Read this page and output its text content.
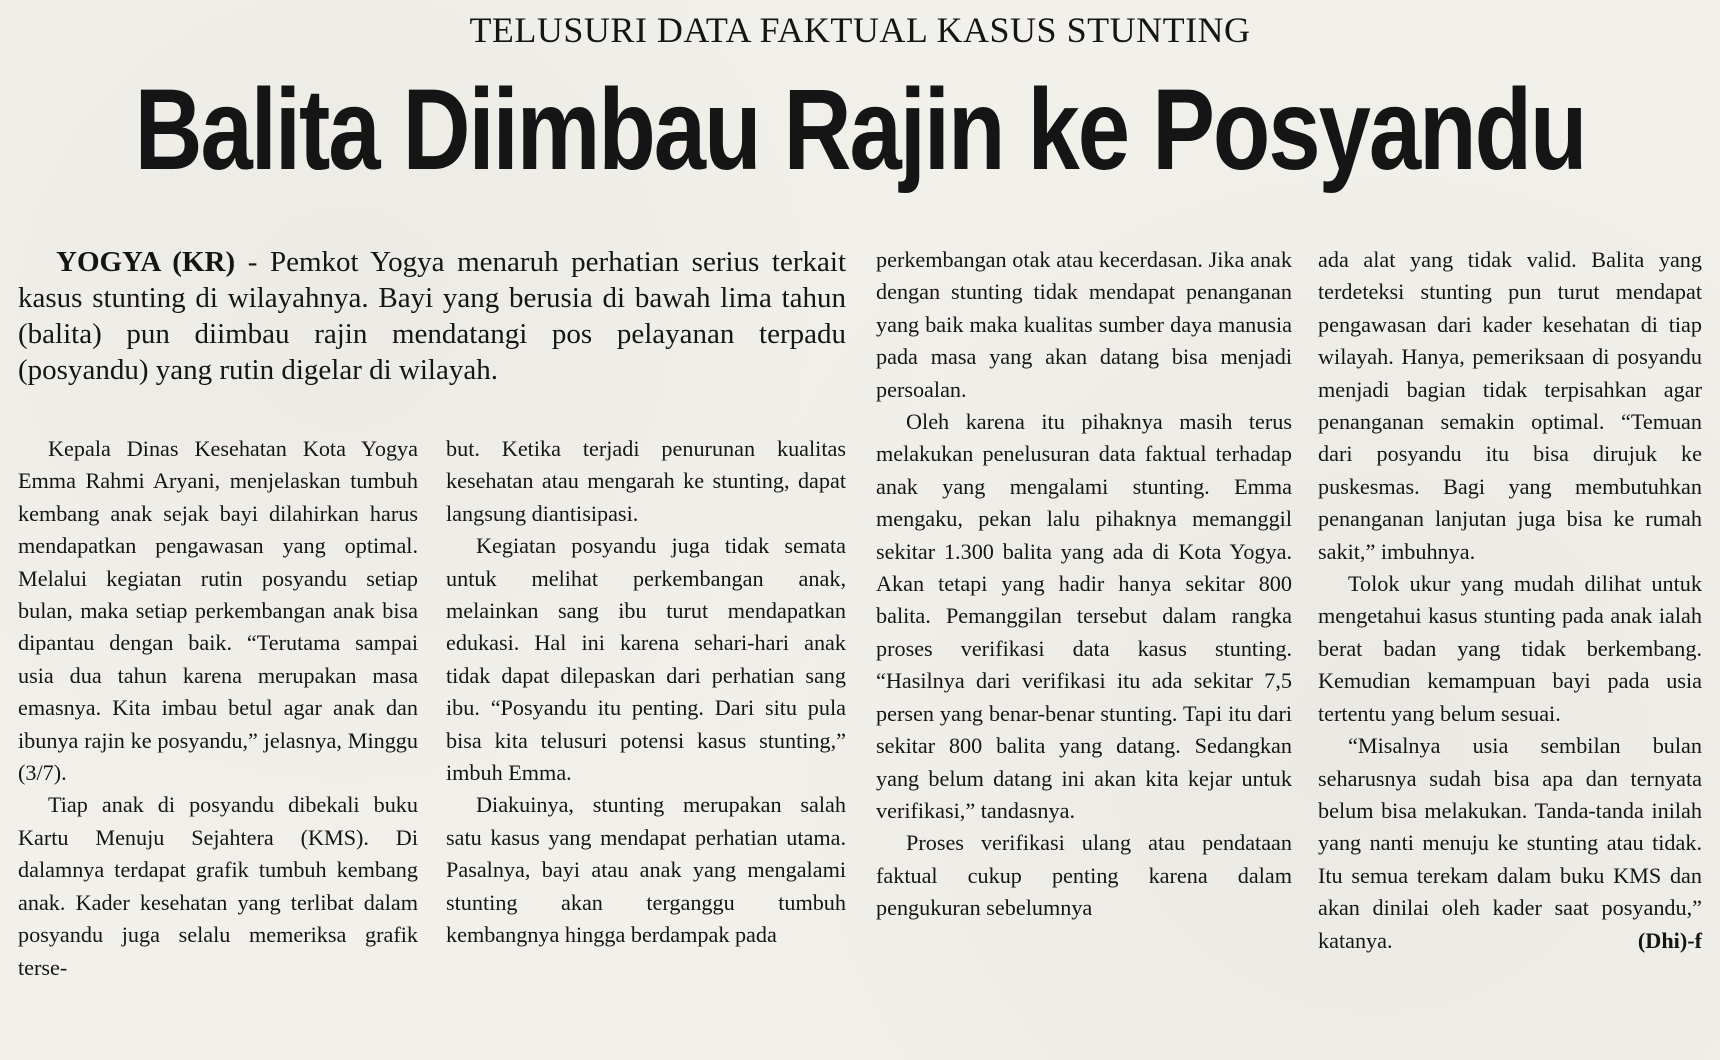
TELUSURI DATA FAKTUAL KASUS STUNTING
Balita Diimbau Rajin ke Posyandu

YOGYA (KR) - Pemkot Yogya menaruh perhatian serius terkait kasus stunting di wilayahnya. Bayi yang berusia di bawah lima tahun (balita) pun diimbau rajin mendatangi pos pelayanan terpadu (posyandu) yang rutin digelar di wilayah.

Kepala Dinas Kesehatan Kota Yogya Emma Rahmi Aryani, menjelaskan tumbuh kembang anak sejak bayi dilahirkan harus mendapatkan pengawasan yang optimal. Melalui kegiatan rutin posyandu setiap bulan, maka setiap perkembangan anak bisa dipantau dengan baik. “Terutama sampai usia dua tahun karena merupakan masa emasnya. Kita imbau betul agar anak dan ibunya rajin ke posyandu,” jelasnya, Minggu (3/7).

Tiap anak di posyandu dibekali buku Kartu Menuju Sejahtera (KMS). Di dalamnya terdapat grafik tumbuh kembang anak. Kader kesehatan yang terlibat dalam posyandu juga selalu memeriksa grafik terse-

but. Ketika terjadi penurunan kualitas kesehatan atau mengarah ke stunting, dapat langsung diantisipasi.

Kegiatan posyandu juga tidak semata untuk melihat perkembangan anak, melainkan sang ibu turut mendapatkan edukasi. Hal ini karena sehari-hari anak tidak dapat dilepaskan dari perhatian sang ibu. “Posyandu itu penting. Dari situ pula bisa kita telusuri potensi kasus stunting,” imbuh Emma.

Diakuinya, stunting merupakan salah satu kasus yang mendapat perhatian utama. Pasalnya, bayi atau anak yang mengalami stunting akan terganggu tumbuh kembangnya hingga berdampak pada

perkembangan otak atau kecerdasan. Jika anak dengan stunting tidak mendapat penanganan yang baik maka kualitas sumber daya manusia pada masa yang akan datang bisa menjadi persoalan.

Oleh karena itu pihaknya masih terus melakukan penelusuran data faktual terhadap anak yang mengalami stunting. Emma mengaku, pekan lalu pihaknya memanggil sekitar 1.300 balita yang ada di Kota Yogya. Akan tetapi yang hadir hanya sekitar 800 balita. Pemanggilan tersebut dalam rangka proses verifikasi data kasus stunting. “Hasilnya dari verifikasi itu ada sekitar 7,5 persen yang benar-benar stunting. Tapi itu dari sekitar 800 balita yang datang. Sedangkan yang belum datang ini akan kita kejar untuk verifikasi,” tandasnya.

Proses verifikasi ulang atau pendataan faktual cukup penting karena dalam pengukuran sebelumnya

ada alat yang tidak valid. Balita yang terdeteksi stunting pun turut mendapat pengawasan dari kader kesehatan di tiap wilayah. Hanya, pemeriksaan di posyandu menjadi bagian tidak terpisahkan agar penanganan semakin optimal. “Temuan dari posyandu itu bisa dirujuk ke puskesmas. Bagi yang membutuhkan penanganan lanjutan juga bisa ke rumah sakit,” imbuhnya.

Tolok ukur yang mudah dilihat untuk mengetahui kasus stunting pada anak ialah berat badan yang tidak berkembang. Kemudian kemampuan bayi pada usia tertentu yang belum sesuai.

“Misalnya usia sembilan bulan seharusnya sudah bisa apa dan ternyata belum bisa melakukan. Tanda-tanda inilah yang nanti menuju ke stunting atau tidak. Itu semua terekam dalam buku KMS dan akan dinilai oleh kader saat posyandu,” katanya.	(Dhi)-f
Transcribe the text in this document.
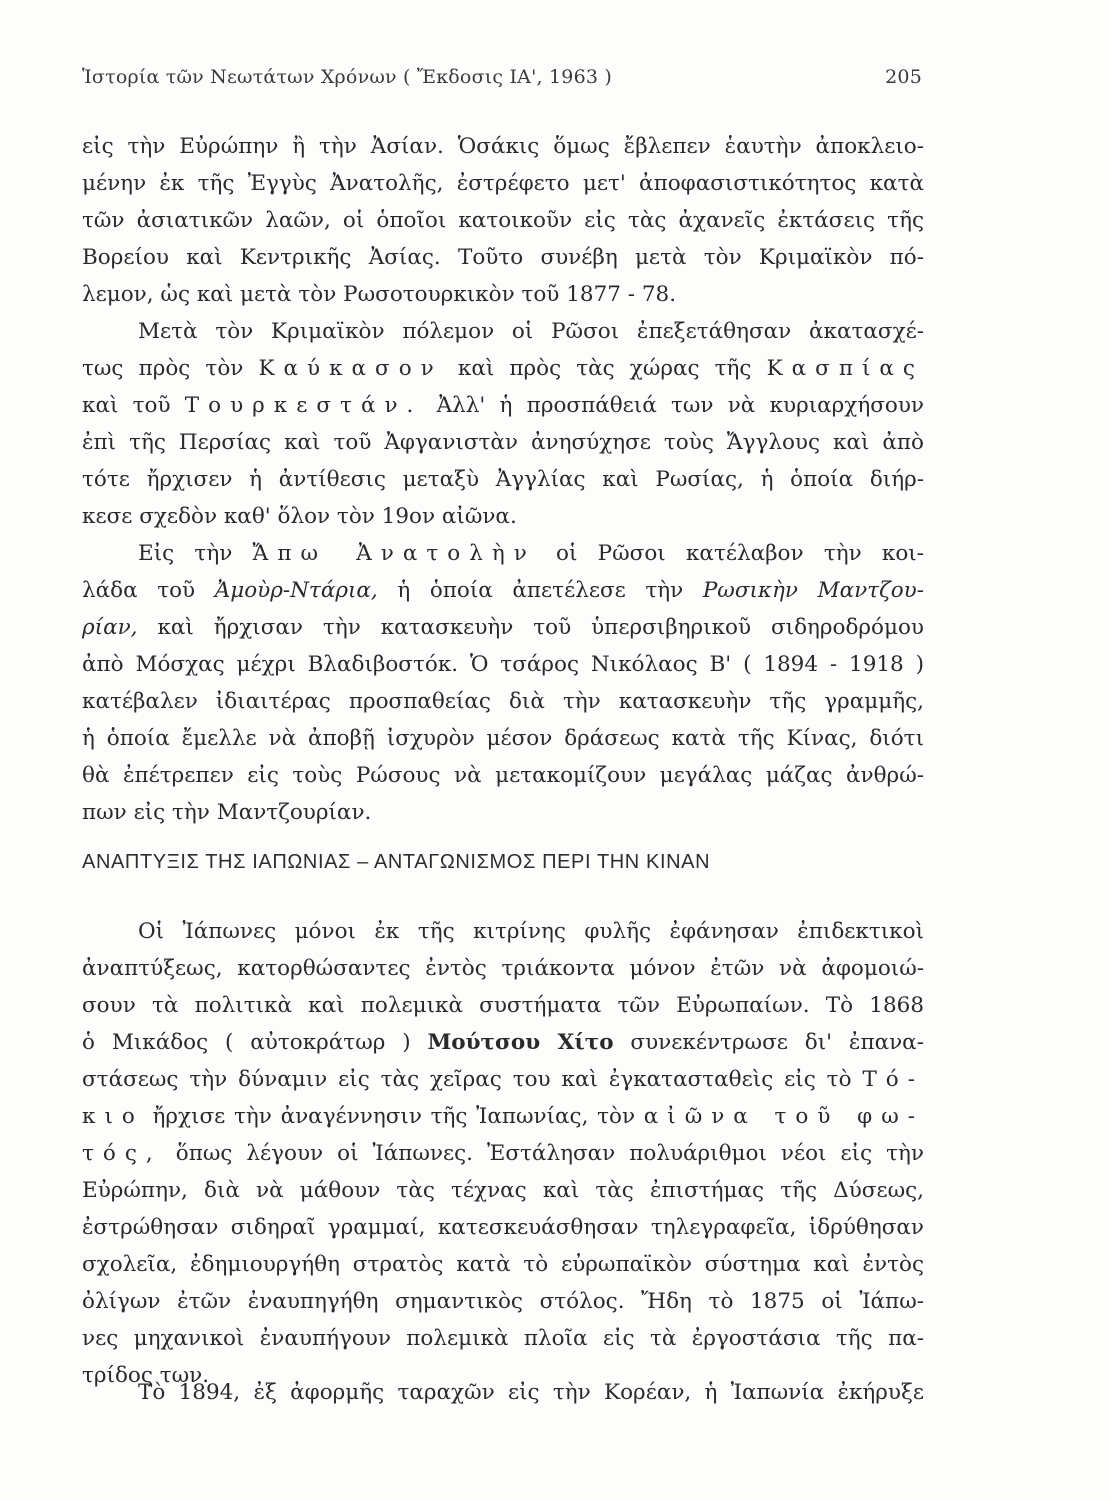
Ἱστορία τῶν Νεωτάτων Χρόνων ( Ἔκδοσις ΙΑ', 1963 )	205
εἰς τὴν Εὐρώπην ἢ τὴν Ἀσίαν. Ὁσάκις ὅμως ἔβλεπεν ἑαυτὴν ἀποκλειο-
μένην ἐκ τῆς Ἐγγὺς Ἀνατολῆς, ἐστρέφετο μετ' ἀποφασιστικότητος κατὰ
τῶν ἀσιατικῶν λαῶν, οἱ ὁποῖοι κατοικοῦν εἰς τὰς ἀχανεῖς ἐκτάσεις τῆς
Βορείου καὶ Κεντρικῆς Ἀσίας. Τοῦτο συνέβη μετὰ τὸν Κριμαϊκὸν πό-
λεμον, ὡς καὶ μετὰ τὸν Ρωσοτουρκικὸν τοῦ 1877 - 78.
Μετὰ τὸν Κριμαϊκὸν πόλεμον οἱ Ρῶσοι ἐπεξετάθησαν ἀκατασχέ-
τως πρὸς τὸν Καύκασον καὶ πρὸς τὰς χώρας τῆς Κασπίας
καὶ τοῦ Τουρκεστάν. Ἀλλ' ἡ προσπάθειά των νὰ κυριαρχήσουν
ἐπὶ τῆς Περσίας καὶ τοῦ Ἀφγανιστὰν ἀνησύχησε τοὺς Ἄγγλους καὶ ἀπὸ
τότε ἤρχισεν ἡ ἀντίθεσις μεταξὺ Ἀγγλίας καὶ Ρωσίας, ἡ ὁποία διήρ-
κεσε σχεδὸν καθ' ὅλον τὸν 19ον αἰῶνα.
Εἰς τὴν Ἄπω Ἀνατολὴν οἱ Ρῶσοι κατέλαβον τὴν κοι-
λάδα τοῦ Ἀμοὺρ-Ντάρια, ἡ ὁποία ἀπετέλεσε τὴν Ρωσικὴν Μαντζου-
ρίαν, καὶ ἤρχισαν τὴν κατασκευὴν τοῦ ὑπερσιβηρικοῦ σιδηροδρόμου
ἀπὸ Μόσχας μέχρι Βλαδιβοστόκ. Ὁ τσάρος Νικόλαος Β' ( 1894 - 1918 )
κατέβαλεν ἰδιαιτέρας προσπαθείας διὰ τὴν κατασκευὴν τῆς γραμμῆς,
ἡ ὁποία ἔμελλε νὰ ἀποβῇ ἰσχυρὸν μέσον δράσεως κατὰ τῆς Κίνας, διότι
θὰ ἐπέτρεπεν εἰς τοὺς Ρώσους νὰ μετακομίζουν μεγάλας μάζας ἀνθρώ-
πων εἰς τὴν Μαντζουρίαν.
ΑΝΑΠΤΥΞΙΣ ΤΗΣ ΙΑΠΩΝΙΑΣ – ΑΝΤΑΓΩΝΙΣΜΟΣ ΠΕΡΙ ΤΗΝ ΚΙΝΑΝ
Οἱ Ἰάπωνες μόνοι ἐκ τῆς κιτρίνης φυλῆς ἐφάνησαν ἐπιδεκτικοὶ
ἀναπτύξεως, κατορθώσαντες ἐντὸς τριάκοντα μόνον ἐτῶν νὰ ἀφομοιώ-
σουν τὰ πολιτικὰ καὶ πολεμικὰ συστήματα τῶν Εὐρωπαίων. Τὸ 1868
ὁ Μικάδος ( αὐτοκράτωρ ) Μούτσου Χίτο συνεκέντρωσε δι' ἐπανα-
στάσεως τὴν δύναμιν εἰς τὰς χεῖρας του καὶ ἐγκατασταθεὶς εἰς τὸ Τό-
κιο ἤρχισε τὴν ἀναγέννησιν τῆς Ἰαπωνίας, τὸν αἰῶνα τοῦ φω-
τός, ὅπως λέγουν οἱ Ἰάπωνες. Ἐστάλησαν πολυάριθμοι νέοι εἰς τὴν
Εὐρώπην, διὰ νὰ μάθουν τὰς τέχνας καὶ τὰς ἐπιστήμας τῆς Δύσεως,
ἐστρώθησαν σιδηραῖ γραμμαί, κατεσκευάσθησαν τηλεγραφεῖα, ἱδρύθησαν
σχολεῖα, ἐδημιουργήθη στρατὸς κατὰ τὸ εὐρωπαϊκὸν σύστημα καὶ ἐντὸς
ὀλίγων ἐτῶν ἐναυπηγήθη σημαντικὸς στόλος. Ἤδη τὸ 1875 οἱ Ἰάπω-
νες μηχανικοὶ ἐναυπήγουν πολεμικὰ πλοῖα εἰς τὰ ἐργοστάσια τῆς πα-
τρίδος των.
Τὸ 1894, ἐξ ἀφορμῆς ταραχῶν εἰς τὴν Κορέαν, ἡ Ἰαπωνία ἐκήρυξε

◆ The problem
Write down exactly the lines running from the line with "Transcribe the text in this document." through the end of the material, both ends included, and none of the pictures.

◆ Task result
Transcribe the text in this document.
Ἱστορία τῶν Νεωτάτων Χρόνων ( Ἔκδοσις ΙΑ', 1963 )	205
εἰς τὴν Εὐρώπην ἢ τὴν Ἀσίαν. Ὁσάκις ὅμως ἔβλεπεν ἑαυτὴν ἀποκλειο-
μένην ἐκ τῆς Ἐγγὺς Ἀνατολῆς, ἐστρέφετο μετ' ἀποφασιστικότητος κατὰ
τῶν ἀσιατικῶν λαῶν, οἱ ὁποῖοι κατοικοῦν εἰς τὰς ἀχανεῖς ἐκτάσεις τῆς
Βορείου καὶ Κεντρικῆς Ἀσίας. Τοῦτο συνέβη μετὰ τὸν Κριμαϊκὸν πό-
λεμον, ὡς καὶ μετὰ τὸν Ρωσοτουρκικὸν τοῦ 1877 - 78.
Μετὰ τὸν Κριμαϊκὸν πόλεμον οἱ Ρῶσοι ἐπεξετάθησαν ἀκατασχέ-
τως πρὸς τὸν Καύκασον καὶ πρὸς τὰς χώρας τῆς Κασπίας
καὶ τοῦ Τουρκεστάν. Ἀλλ' ἡ προσπάθειά των νὰ κυριαρχήσουν
ἐπὶ τῆς Περσίας καὶ τοῦ Ἀφγανιστὰν ἀνησύχησε τοὺς Ἄγγλους καὶ ἀπὸ
τότε ἤρχισεν ἡ ἀντίθεσις μεταξὺ Ἀγγλίας καὶ Ρωσίας, ἡ ὁποία διήρ-
κεσε σχεδὸν καθ' ὅλον τὸν 19ον αἰῶνα.
Εἰς τὴν Ἄπω Ἀνατολὴν οἱ Ρῶσοι κατέλαβον τὴν κοι-
λάδα τοῦ Ἀμοὺρ-Ντάρια, ἡ ὁποία ἀπετέλεσε τὴν Ρωσικὴν Μαντζου-
ρίαν, καὶ ἤρχισαν τὴν κατασκευὴν τοῦ ὑπερσιβηρικοῦ σιδηροδρόμου
ἀπὸ Μόσχας μέχρι Βλαδιβοστόκ. Ὁ τσάρος Νικόλαος Β' ( 1894 - 1918 )
κατέβαλεν ἰδιαιτέρας προσπαθείας διὰ τὴν κατασκευὴν τῆς γραμμῆς,
ἡ ὁποία ἔμελλε νὰ ἀποβῇ ἰσχυρὸν μέσον δράσεως κατὰ τῆς Κίνας, διότι
θὰ ἐπέτρεπεν εἰς τοὺς Ρώσους νὰ μετακομίζουν μεγάλας μάζας ἀνθρώ-
πων εἰς τὴν Μαντζουρίαν.
ΑΝΑΠΤΥΞΙΣ ΤΗΣ ΙΑΠΩΝΙΑΣ – ΑΝΤΑΓΩΝΙΣΜΟΣ ΠΕΡΙ ΤΗΝ ΚΙΝΑΝ
Οἱ Ἰάπωνες μόνοι ἐκ τῆς κιτρίνης φυλῆς ἐφάνησαν ἐπιδεκτικοὶ
ἀναπτύξεως, κατορθώσαντες ἐντὸς τριάκοντα μόνον ἐτῶν νὰ ἀφομοιώ-
σουν τὰ πολιτικὰ καὶ πολεμικὰ συστήματα τῶν Εὐρωπαίων. Τὸ 1868
ὁ Μικάδος ( αὐτοκράτωρ ) Μούτσου Χίτο συνεκέντρωσε δι' ἐπανα-
στάσεως τὴν δύναμιν εἰς τὰς χεῖρας του καὶ ἐγκατασταθεὶς εἰς τὸ Τό-
κιο ἤρχισε τὴν ἀναγέννησιν τῆς Ἰαπωνίας, τὸν αἰῶνα τοῦ φω-
τός, ὅπως λέγουν οἱ Ἰάπωνες. Ἐστάλησαν πολυάριθμοι νέοι εἰς τὴν
Εὐρώπην, διὰ νὰ μάθουν τὰς τέχνας καὶ τὰς ἐπιστήμας τῆς Δύσεως,
ἐστρώθησαν σιδηραῖ γραμμαί, κατεσκευάσθησαν τηλεγραφεῖα, ἱδρύθησαν
σχολεῖα, ἐδημιουργήθη στρατὸς κατὰ τὸ εὐρωπαϊκὸν σύστημα καὶ ἐντὸς
ὀλίγων ἐτῶν ἐναυπηγήθη σημαντικὸς στόλος. Ἤδη τὸ 1875 οἱ Ἰάπω-
νες μηχανικοὶ ἐναυπήγουν πολεμικὰ πλοῖα εἰς τὰ ἐργοστάσια τῆς πα-
τρίδος των.
Τὸ 1894, ἐξ ἀφορμῆς ταραχῶν εἰς τὴν Κορέαν, ἡ Ἰαπωνία ἐκήρυξε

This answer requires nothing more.